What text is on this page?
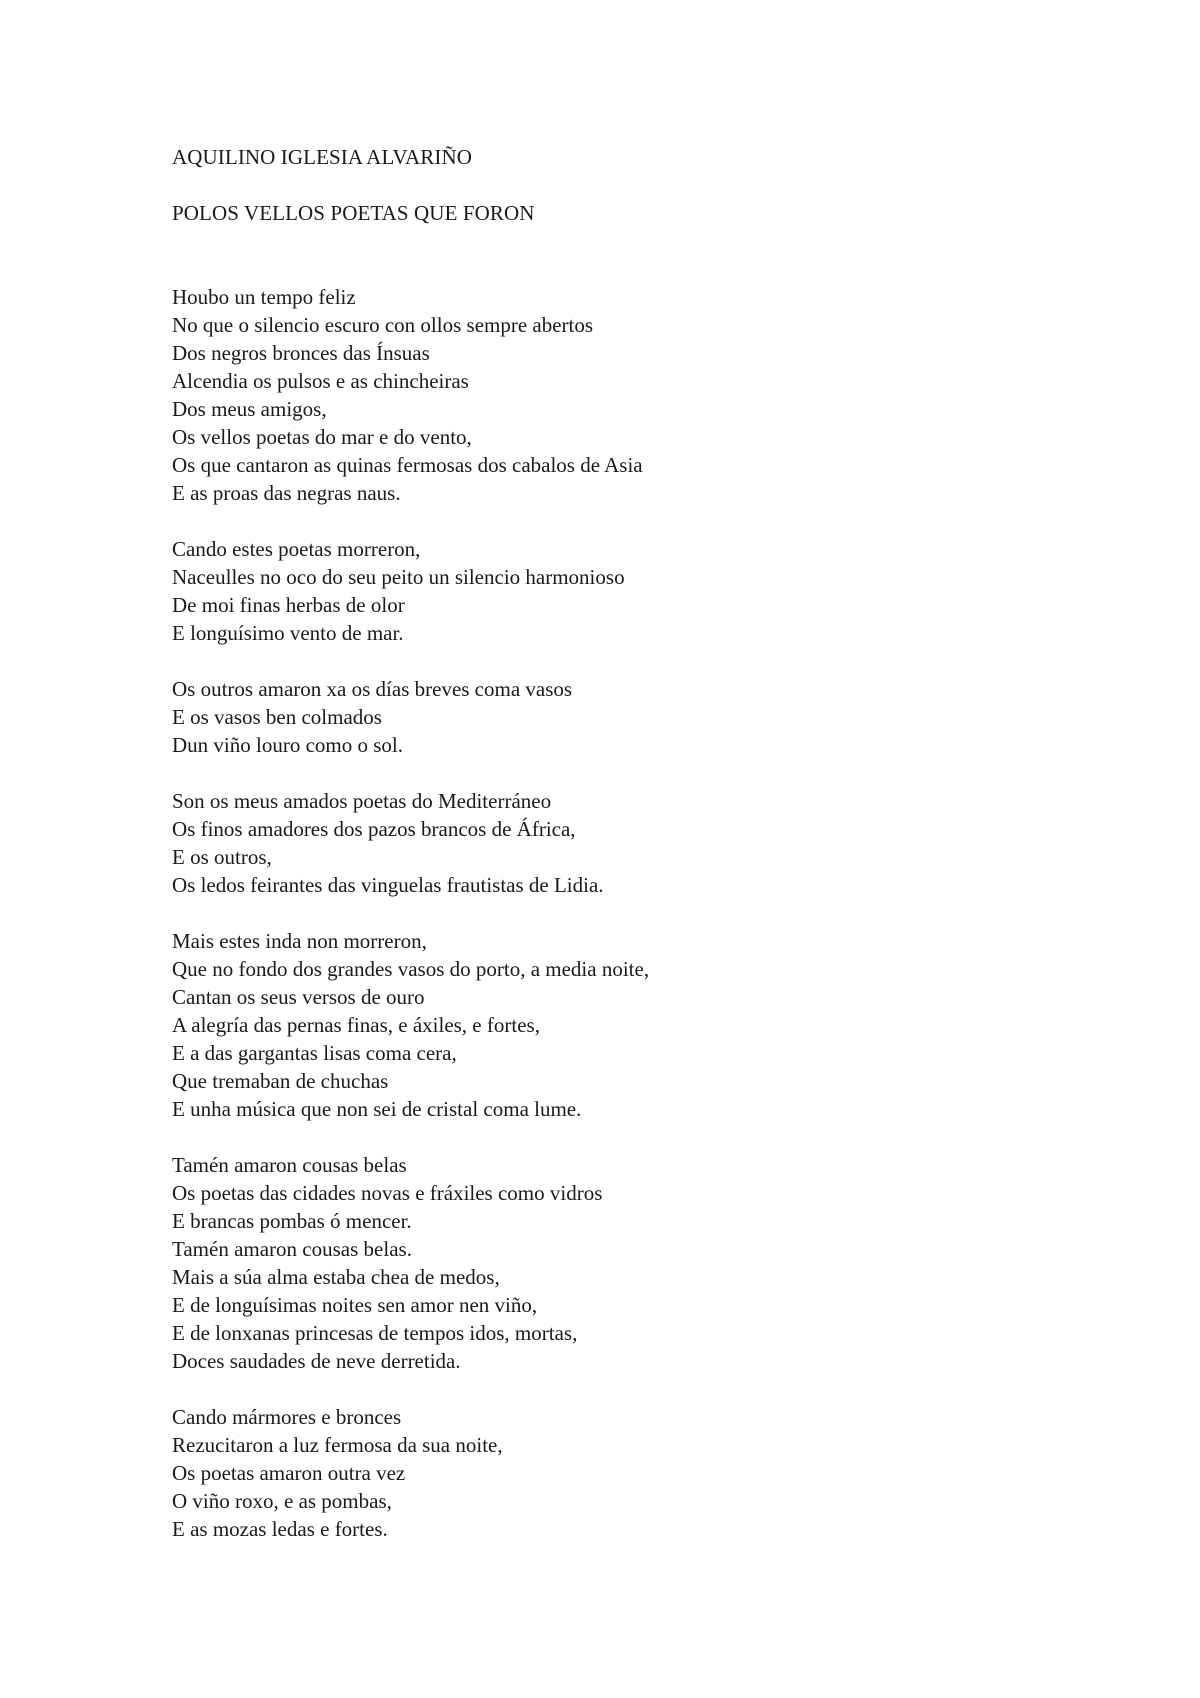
AQUILINO IGLESIA ALVARIÑO
POLOS VELLOS POETAS QUE FORON
Houbo un tempo feliz
No que o silencio escuro con ollos sempre abertos
Dos negros bronces das Ínsuas
Alcendia os pulsos e as chincheiras
Dos meus amigos,
Os vellos poetas do mar e do vento,
Os que cantaron as quinas fermosas dos cabalos de Asia
E as proas das negras naus.
Cando estes poetas morreron,
Naceulles no oco do seu peito un silencio harmonioso
De moi finas herbas de olor
E longuísimo vento de mar.
Os outros amaron xa os días breves coma vasos
E os vasos ben colmados
Dun viño louro como o sol.
Son os meus amados poetas do Mediterráneo
Os finos amadores dos pazos brancos de África,
E os outros,
Os ledos feirantes das vinguelas frautistas de Lidia.
Mais estes inda non morreron,
Que no fondo dos grandes vasos do porto, a media noite,
Cantan os seus versos de ouro
A alegría das pernas finas, e áxiles, e fortes,
E a das gargantas lisas coma cera,
Que tremaban de chuchas
E unha música que non sei de cristal coma lume.
Tamén amaron cousas belas
Os poetas das cidades novas e fráxiles como vidros
E brancas pombas ó mencer.
Tamén amaron cousas belas.
Mais a súa alma estaba chea de medos,
E de longuísimas noites sen amor nen viño,
E de lonxanas princesas de tempos idos, mortas,
Doces saudades de neve derretida.
Cando mármores e bronces
Rezucitaron a luz fermosa da sua noite,
Os poetas amaron outra vez
O viño roxo, e as pombas,
E as mozas ledas e fortes.
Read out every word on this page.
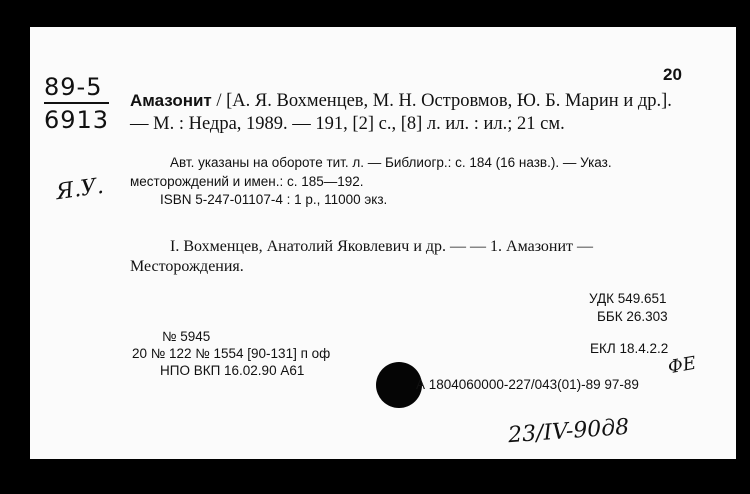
89-5
6913
Я.У.
20
Амазонит / [А. Я. Вохменцев, М. Н. Островмов, Ю. Б. Марин и др.]. — М. : Недра, 1989. — 191, [2] с., [8] л. ил. : ил.; 21 см.
Авт. указаны на обороте тит. л. — Библиогр.: с. 184 (16 назв.). — Указ. месторождений и имен.: с. 185—192.
ISBN 5-247-01107-4 : 1 р., 11000 экз.
I. Вохменцев, Анатолий Яковлевич и др. — — 1. Амазонит — Месторождения.
УДК 549.651
ББК 26.303
ЕКЛ 18.4.2.2
№ 5945
20 № 122 № 1554 [90-131] п оф
НПО ВКП 16.02.90 А61
А 1804060000-227/043(01)-89 97-89
ФЕ
23/IV-90д8
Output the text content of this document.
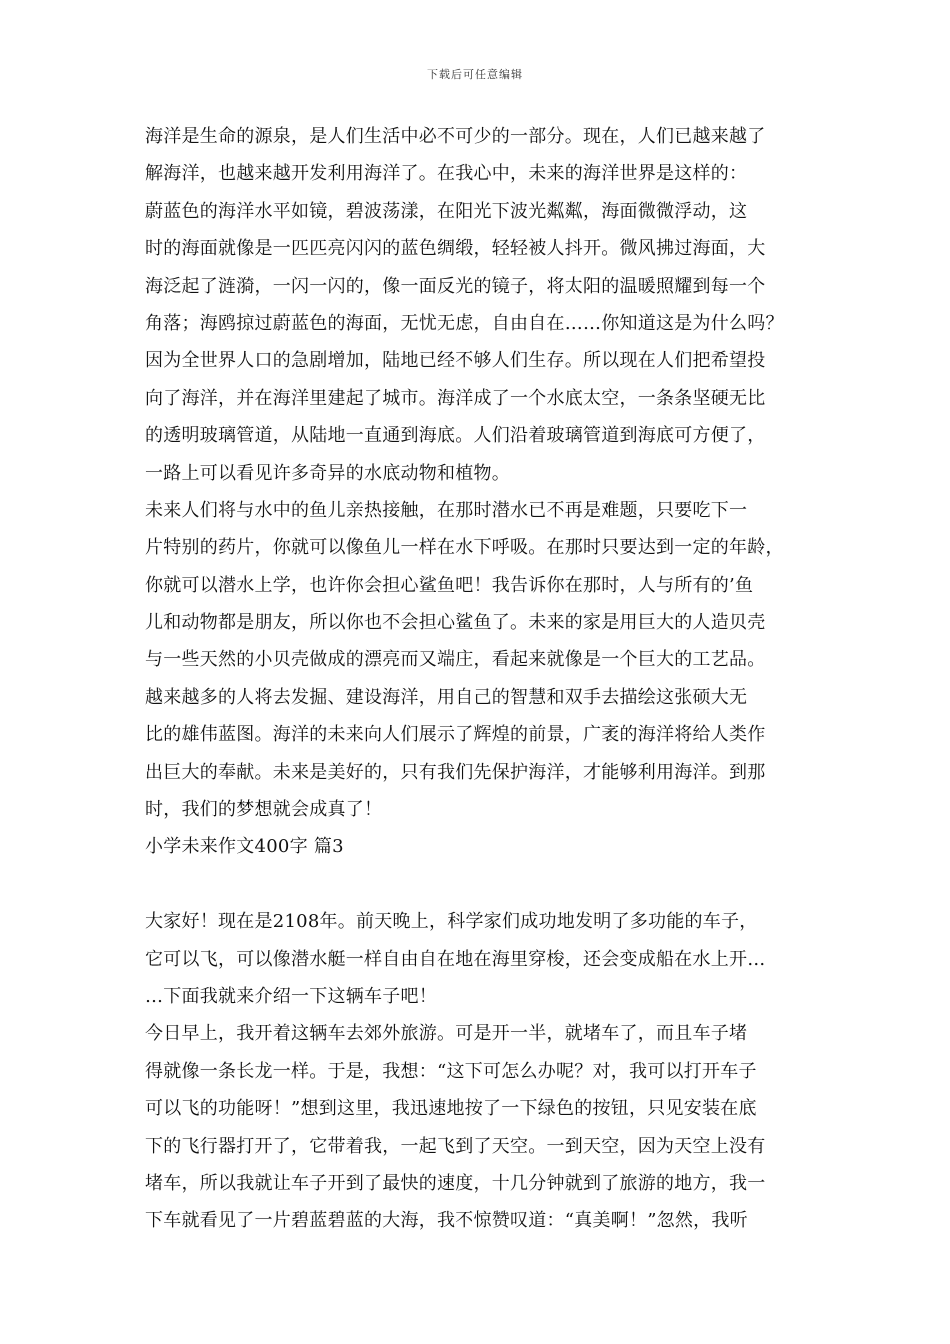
下载后可任意编辑
海洋是生命的源泉，是人们生活中必不可少的一部分。现在，人们已越来越了
解海洋，也越来越开发利用海洋了。在我心中，未来的海洋世界是这样的：
蔚蓝色的海洋水平如镜，碧波荡漾，在阳光下波光粼粼，海面微微浮动，这
时的海面就像是一匹匹亮闪闪的蓝色绸缎，轻轻被人抖开。微风拂过海面，大
海泛起了涟漪，一闪一闪的，像一面反光的镜子，将太阳的温暖照耀到每一个
角落；海鸥掠过蔚蓝色的海面，无忧无虑，自由自在……你知道这是为什么吗？
因为全世界人口的急剧增加，陆地已经不够人们生存。所以现在人们把希望投
向了海洋，并在海洋里建起了城市。海洋成了一个水底太空，一条条坚硬无比
的透明玻璃管道，从陆地一直通到海底。人们沿着玻璃管道到海底可方便了，
一路上可以看见许多奇异的水底动物和植物。
未来人们将与水中的鱼儿亲热接触，在那时潜水已不再是难题，只要吃下一
片特别的药片，你就可以像鱼儿一样在水下呼吸。在那时只要达到一定的年龄，
你就可以潜水上学，也许你会担心鲨鱼吧！我告诉你在那时，人与所有的’鱼
儿和动物都是朋友，所以你也不会担心鲨鱼了。未来的家是用巨大的人造贝壳
与一些天然的小贝壳做成的漂亮而又端庄，看起来就像是一个巨大的工艺品。
越来越多的人将去发掘、建设海洋，用自己的智慧和双手去描绘这张硕大无
比的雄伟蓝图。海洋的未来向人们展示了辉煌的前景，广袤的海洋将给人类作
出巨大的奉献。未来是美好的，只有我们先保护海洋，才能够利用海洋。到那
时，我们的梦想就会成真了！
小学未来作文400字 篇3
大家好！现在是2108年。前天晚上，科学家们成功地发明了多功能的车子，
它可以飞，可以像潜水艇一样自由自在地在海里穿梭，还会变成船在水上开…
…下面我就来介绍一下这辆车子吧！
今日早上，我开着这辆车去郊外旅游。可是开一半，就堵车了，而且车子堵
得就像一条长龙一样。于是，我想：“这下可怎么办呢？对，我可以打开车子
可以飞的功能呀！”想到这里，我迅速地按了一下绿色的按钮，只见安装在底
下的飞行器打开了，它带着我，一起飞到了天空。一到天空，因为天空上没有
堵车，所以我就让车子开到了最快的速度，十几分钟就到了旅游的地方，我一
下车就看见了一片碧蓝碧蓝的大海，我不惊赞叹道：“真美啊！”忽然，我听
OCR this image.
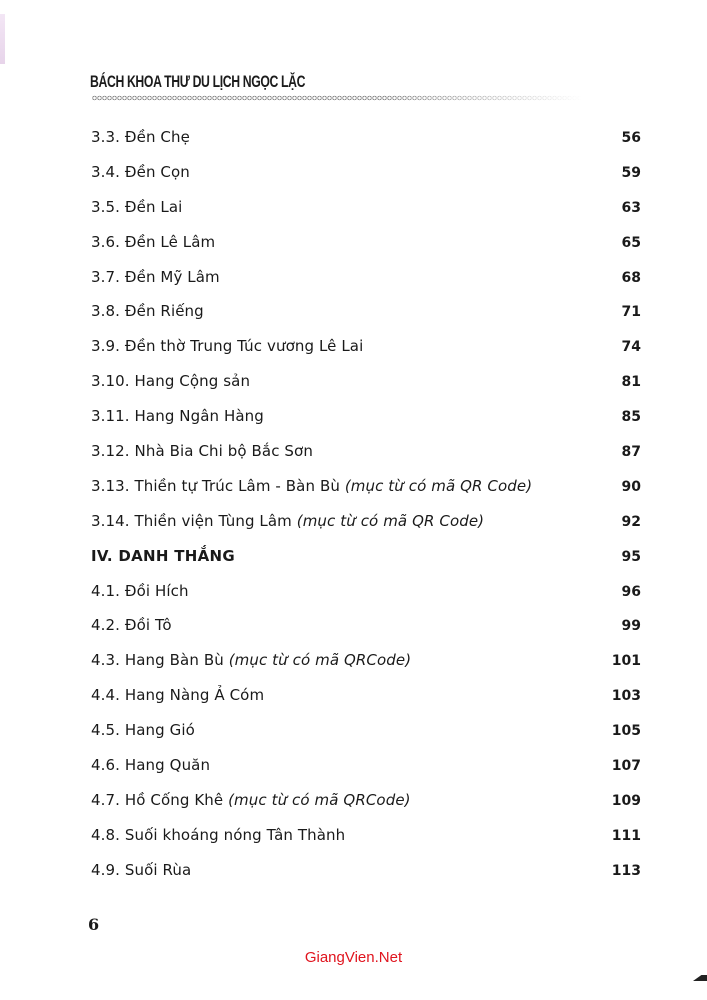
BÁCH KHOA THƯ DU LỊCH NGỌC LẶC
3.3. Đền Chẹ	56
3.4. Đền Cọn	59
3.5. Đền Lai	63
3.6. Đền Lê Lâm	65
3.7. Đền Mỹ Lâm	68
3.8. Đền Riếng	71
3.9. Đền thờ Trung Túc vương Lê Lai	74
3.10. Hang Cộng sản	81
3.11. Hang Ngân Hàng	85
3.12. Nhà Bia Chi bộ Bắc Sơn	87
3.13. Thiền tự Trúc Lâm - Bàn Bù (mục từ có mã QR Code)	90
3.14. Thiền viện Tùng Lâm (mục từ có mã QR Code)	92
IV. DANH THẮNG	95
4.1. Đồi Hích	96
4.2. Đồi Tô	99
4.3. Hang Bàn Bù (mục từ có mã QRCode)	101
4.4. Hang Nàng Ả Cóm	103
4.5. Hang Gió	105
4.6. Hang Quăn	107
4.7. Hồ Cống Khê (mục từ có mã QRCode)	109
4.8. Suối khoáng nóng Tân Thành	111
4.9. Suối Rùa	113
6
GiangVien.Net
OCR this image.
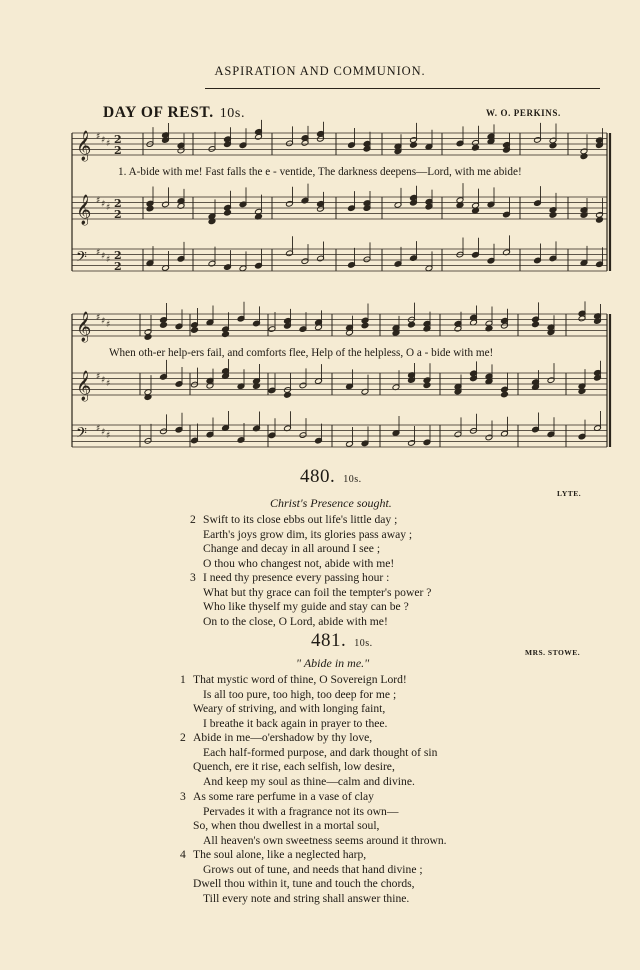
ASPIRATION AND COMMUNION.
DAY OF REST. 10s.	W. O. PERKINS.
𝄞 ♯ ♯ ♯ 2
2
𝄞 ♯ ♯ ♯ 2
2
𝄢 ♯ ♯ ♯ 2
2
𝄞 ♯ ♯ ♯
𝄞 ♯ ♯ ♯
𝄢 ♯ ♯ ♯
1. A-bide with me! Fast falls the e - ventide, The darkness deepens—Lord, with me abide!
When oth-er help-ers fail, and comforts flee, Help of the helpless, O a - bide with me!
480. 10s.
LYTE.
Christ's Presence sought.
2 Swift to its close ebbs out life's little day ;
Earth's joys grow dim, its glories pass away ;
Change and decay in all around I see ;
O thou who changest not, abide with me!
3 I need thy presence every passing hour :
What but thy grace can foil the tempter's power ?
Who like thyself my guide and stay can be ?
On to the close, O Lord, abide with me!
481. 10s.
MRS. STOWE.
" Abide in me."
1 That mystic word of thine, O Sovereign Lord!
Is all too pure, too high, too deep for me ;
Weary of striving, and with longing faint,
I breathe it back again in prayer to thee.
2 Abide in me—o'ershadow by thy love,
Each half-formed purpose, and dark thought of sin
Quench, ere it rise, each selfish, low desire,
And keep my soul as thine—calm and divine.
3 As some rare perfume in a vase of clay
Pervades it with a fragrance not its own—
So, when thou dwellest in a mortal soul,
All heaven's own sweetness seems around it thrown.
4 The soul alone, like a neglected harp,
Grows out of tune, and needs that hand divine ;
Dwell thou within it, tune and touch the chords,
Till every note and string shall answer thine.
# # #
_GOAL OF THE EXERCISE_
Check each line of the data above for the string "close", then report how many lines have it, with no other words.

_REPLY_
2